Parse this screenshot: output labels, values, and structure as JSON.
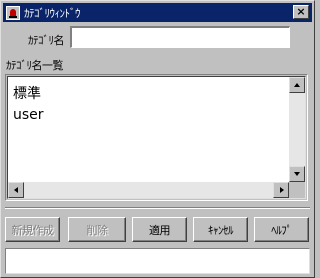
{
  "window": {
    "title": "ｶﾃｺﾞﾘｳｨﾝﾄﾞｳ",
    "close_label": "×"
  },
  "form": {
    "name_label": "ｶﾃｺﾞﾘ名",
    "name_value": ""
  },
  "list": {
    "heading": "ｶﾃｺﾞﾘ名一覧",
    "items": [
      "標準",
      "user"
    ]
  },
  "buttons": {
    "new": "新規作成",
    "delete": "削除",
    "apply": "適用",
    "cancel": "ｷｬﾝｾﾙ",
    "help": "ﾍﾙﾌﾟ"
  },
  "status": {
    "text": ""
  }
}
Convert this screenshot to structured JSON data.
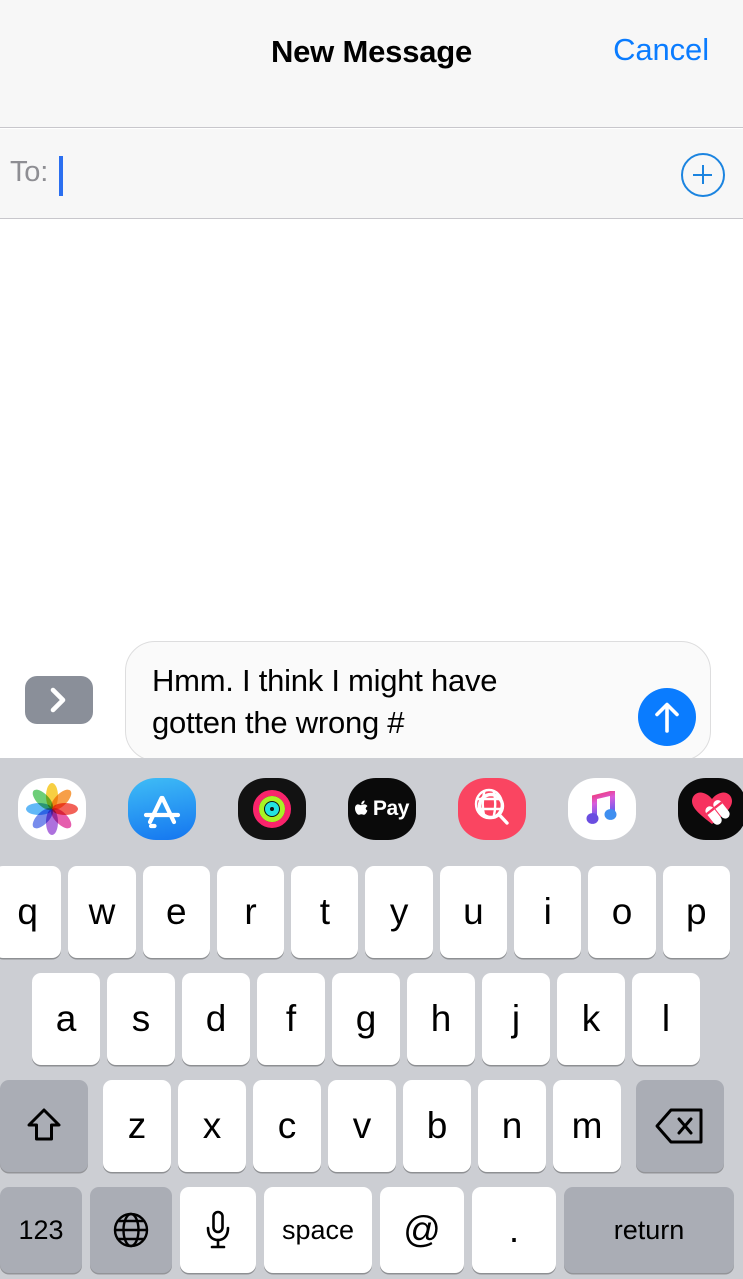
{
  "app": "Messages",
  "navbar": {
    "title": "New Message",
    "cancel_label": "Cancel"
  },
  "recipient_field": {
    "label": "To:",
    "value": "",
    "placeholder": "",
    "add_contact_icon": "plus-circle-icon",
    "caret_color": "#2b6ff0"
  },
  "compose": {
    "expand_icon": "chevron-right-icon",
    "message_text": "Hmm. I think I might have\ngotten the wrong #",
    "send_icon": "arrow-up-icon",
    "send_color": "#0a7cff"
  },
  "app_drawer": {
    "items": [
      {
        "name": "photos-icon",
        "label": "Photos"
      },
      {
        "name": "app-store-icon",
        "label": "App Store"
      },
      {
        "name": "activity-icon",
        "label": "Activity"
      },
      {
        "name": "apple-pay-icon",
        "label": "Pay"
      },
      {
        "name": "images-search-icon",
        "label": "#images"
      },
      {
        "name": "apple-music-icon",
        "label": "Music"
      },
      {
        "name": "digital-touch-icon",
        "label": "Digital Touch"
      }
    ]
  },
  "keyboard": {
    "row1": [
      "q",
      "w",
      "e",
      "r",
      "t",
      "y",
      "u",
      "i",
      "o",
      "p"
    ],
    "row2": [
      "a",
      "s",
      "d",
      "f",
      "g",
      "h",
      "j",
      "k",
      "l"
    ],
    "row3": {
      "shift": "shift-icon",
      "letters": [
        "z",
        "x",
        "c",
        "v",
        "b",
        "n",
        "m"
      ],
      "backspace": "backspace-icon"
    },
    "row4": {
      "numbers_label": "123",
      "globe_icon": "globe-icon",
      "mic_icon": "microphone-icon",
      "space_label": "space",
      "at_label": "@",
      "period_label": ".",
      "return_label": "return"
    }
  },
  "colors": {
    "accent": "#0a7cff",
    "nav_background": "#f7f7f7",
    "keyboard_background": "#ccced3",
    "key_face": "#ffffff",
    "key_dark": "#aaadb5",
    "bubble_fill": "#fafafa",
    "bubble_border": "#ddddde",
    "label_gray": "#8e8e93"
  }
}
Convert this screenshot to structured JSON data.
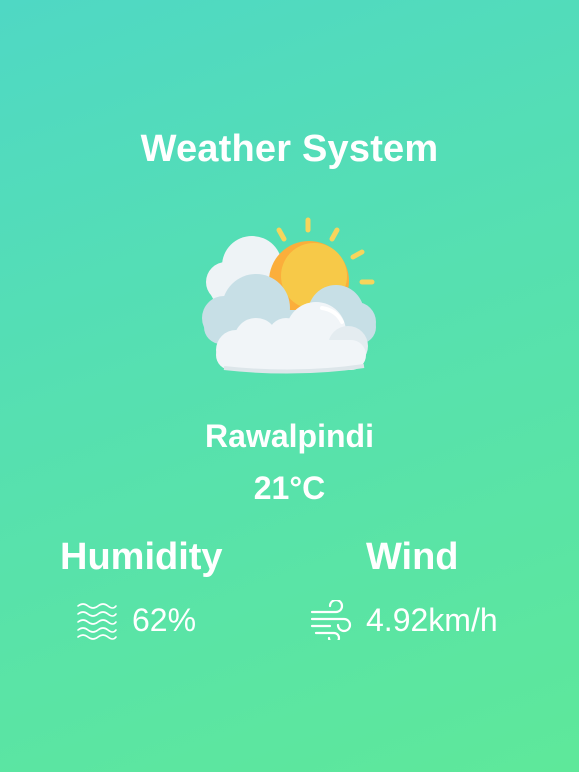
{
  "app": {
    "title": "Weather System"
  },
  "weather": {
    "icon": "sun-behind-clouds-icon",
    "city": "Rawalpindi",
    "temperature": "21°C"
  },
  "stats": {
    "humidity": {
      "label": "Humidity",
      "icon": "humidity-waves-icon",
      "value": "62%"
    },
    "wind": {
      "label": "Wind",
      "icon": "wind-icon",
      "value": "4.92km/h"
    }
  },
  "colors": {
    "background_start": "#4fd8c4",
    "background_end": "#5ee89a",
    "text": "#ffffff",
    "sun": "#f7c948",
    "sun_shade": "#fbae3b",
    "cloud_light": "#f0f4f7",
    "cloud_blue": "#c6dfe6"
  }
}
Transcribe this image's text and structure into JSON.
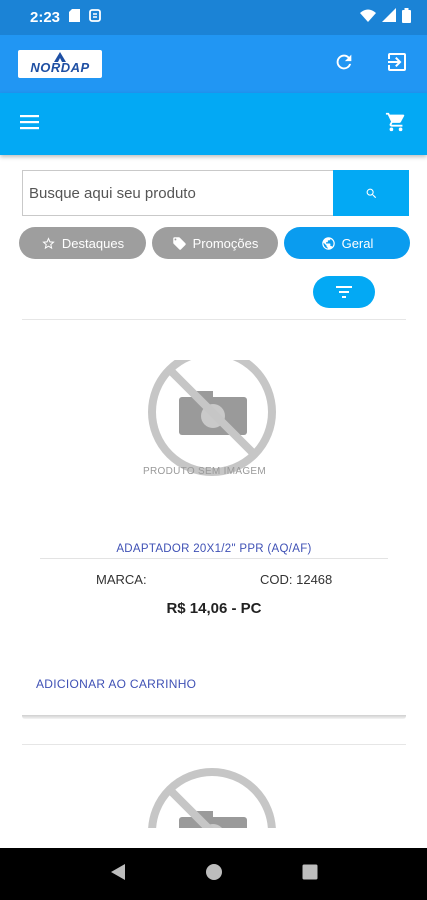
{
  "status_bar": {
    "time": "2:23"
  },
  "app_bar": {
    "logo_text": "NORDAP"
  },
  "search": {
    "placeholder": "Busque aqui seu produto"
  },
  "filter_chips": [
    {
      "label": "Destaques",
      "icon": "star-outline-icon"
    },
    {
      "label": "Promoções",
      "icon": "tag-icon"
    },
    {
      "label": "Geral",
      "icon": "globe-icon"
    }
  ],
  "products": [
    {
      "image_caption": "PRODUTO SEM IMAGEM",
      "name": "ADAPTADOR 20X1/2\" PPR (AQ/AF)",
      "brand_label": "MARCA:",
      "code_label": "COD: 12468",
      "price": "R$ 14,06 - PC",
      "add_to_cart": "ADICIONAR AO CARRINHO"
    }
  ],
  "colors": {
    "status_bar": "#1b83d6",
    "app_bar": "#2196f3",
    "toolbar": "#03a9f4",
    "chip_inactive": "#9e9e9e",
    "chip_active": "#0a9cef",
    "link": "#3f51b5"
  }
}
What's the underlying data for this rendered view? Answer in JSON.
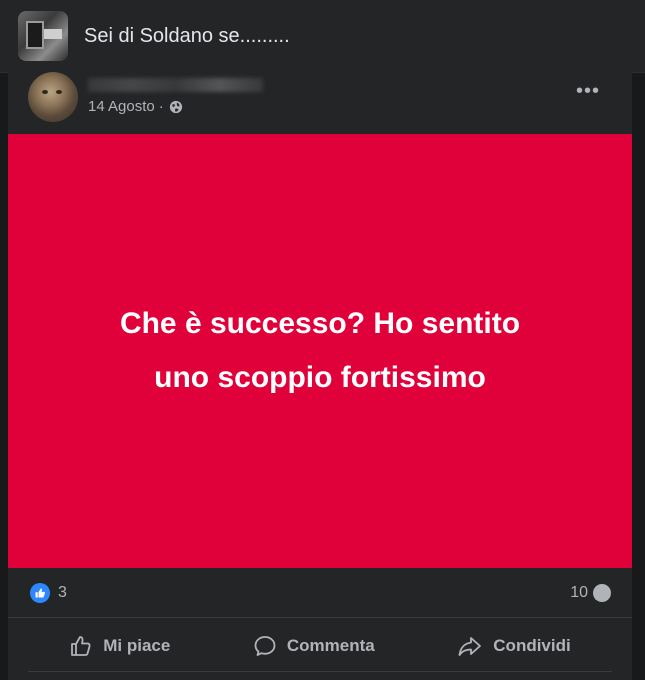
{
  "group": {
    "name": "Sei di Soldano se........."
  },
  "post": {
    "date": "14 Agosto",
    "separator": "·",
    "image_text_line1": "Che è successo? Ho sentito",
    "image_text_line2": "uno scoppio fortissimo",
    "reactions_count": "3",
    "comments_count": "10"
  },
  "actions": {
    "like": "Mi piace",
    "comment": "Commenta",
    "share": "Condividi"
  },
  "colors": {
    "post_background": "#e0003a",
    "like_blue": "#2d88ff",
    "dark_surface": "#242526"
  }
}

---

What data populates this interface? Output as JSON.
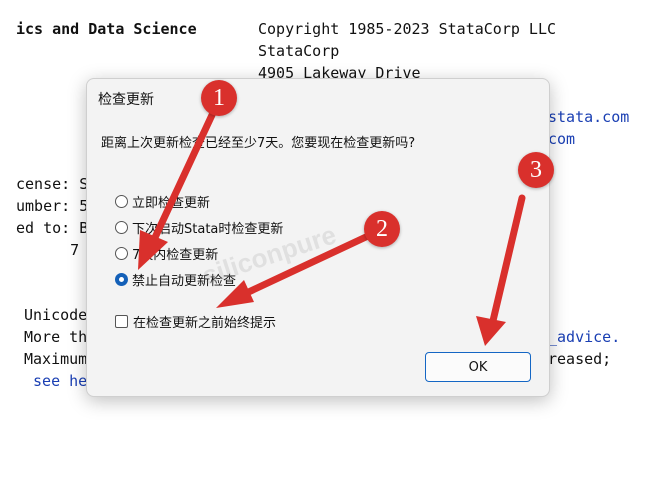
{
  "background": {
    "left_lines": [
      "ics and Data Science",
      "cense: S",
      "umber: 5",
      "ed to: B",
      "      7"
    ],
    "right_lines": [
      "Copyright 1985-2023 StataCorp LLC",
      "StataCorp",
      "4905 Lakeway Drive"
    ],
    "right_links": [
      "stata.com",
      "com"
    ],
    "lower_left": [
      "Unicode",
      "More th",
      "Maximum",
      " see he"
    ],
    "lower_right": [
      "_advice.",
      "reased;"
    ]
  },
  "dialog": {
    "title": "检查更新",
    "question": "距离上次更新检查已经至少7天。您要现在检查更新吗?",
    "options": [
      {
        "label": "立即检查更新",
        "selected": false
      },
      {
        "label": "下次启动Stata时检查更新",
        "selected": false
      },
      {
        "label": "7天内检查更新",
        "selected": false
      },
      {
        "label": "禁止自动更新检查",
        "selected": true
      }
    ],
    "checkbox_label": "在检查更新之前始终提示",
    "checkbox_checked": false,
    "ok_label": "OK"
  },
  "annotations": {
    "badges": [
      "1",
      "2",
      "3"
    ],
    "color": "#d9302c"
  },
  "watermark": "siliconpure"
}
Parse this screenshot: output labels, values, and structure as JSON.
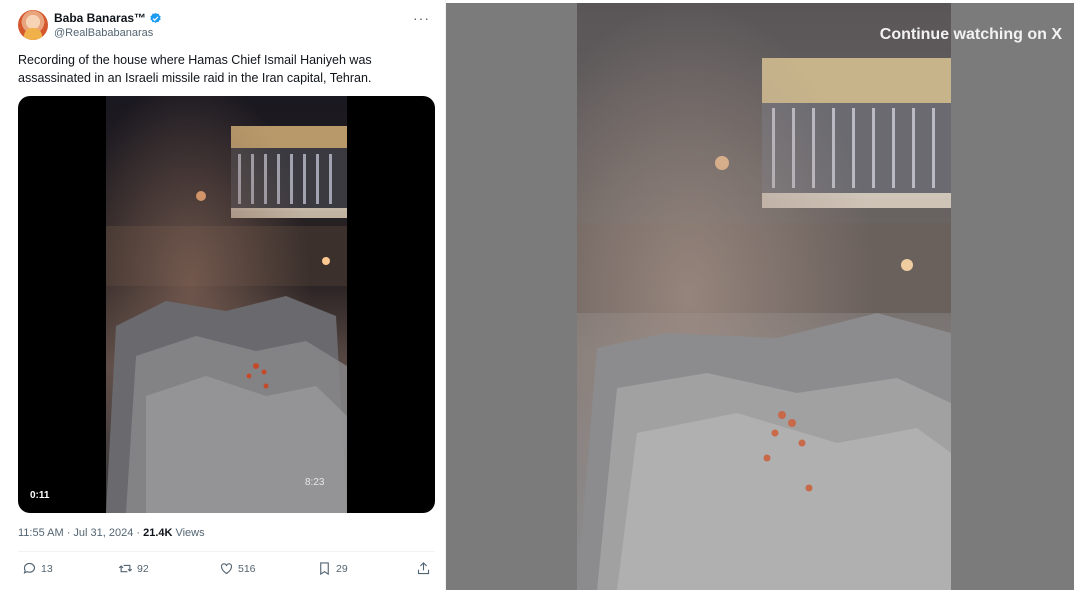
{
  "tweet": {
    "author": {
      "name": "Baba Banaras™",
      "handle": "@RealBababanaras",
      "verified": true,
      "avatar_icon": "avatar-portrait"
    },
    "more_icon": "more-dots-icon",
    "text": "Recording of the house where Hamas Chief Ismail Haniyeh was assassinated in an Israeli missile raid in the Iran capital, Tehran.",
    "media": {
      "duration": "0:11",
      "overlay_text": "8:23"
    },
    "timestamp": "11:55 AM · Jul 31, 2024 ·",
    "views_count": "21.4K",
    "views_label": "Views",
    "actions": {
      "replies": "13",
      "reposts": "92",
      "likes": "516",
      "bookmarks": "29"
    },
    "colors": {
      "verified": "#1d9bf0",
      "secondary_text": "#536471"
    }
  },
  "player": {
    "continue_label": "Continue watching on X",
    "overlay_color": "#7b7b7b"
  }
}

INSTRUCTION: Gather every line from the listing above in which the word "What" appears.

FINAL RESULT:
What's the underlying data for this rendered view? Answer in JSON.
What data populates this interface? Output as JSON.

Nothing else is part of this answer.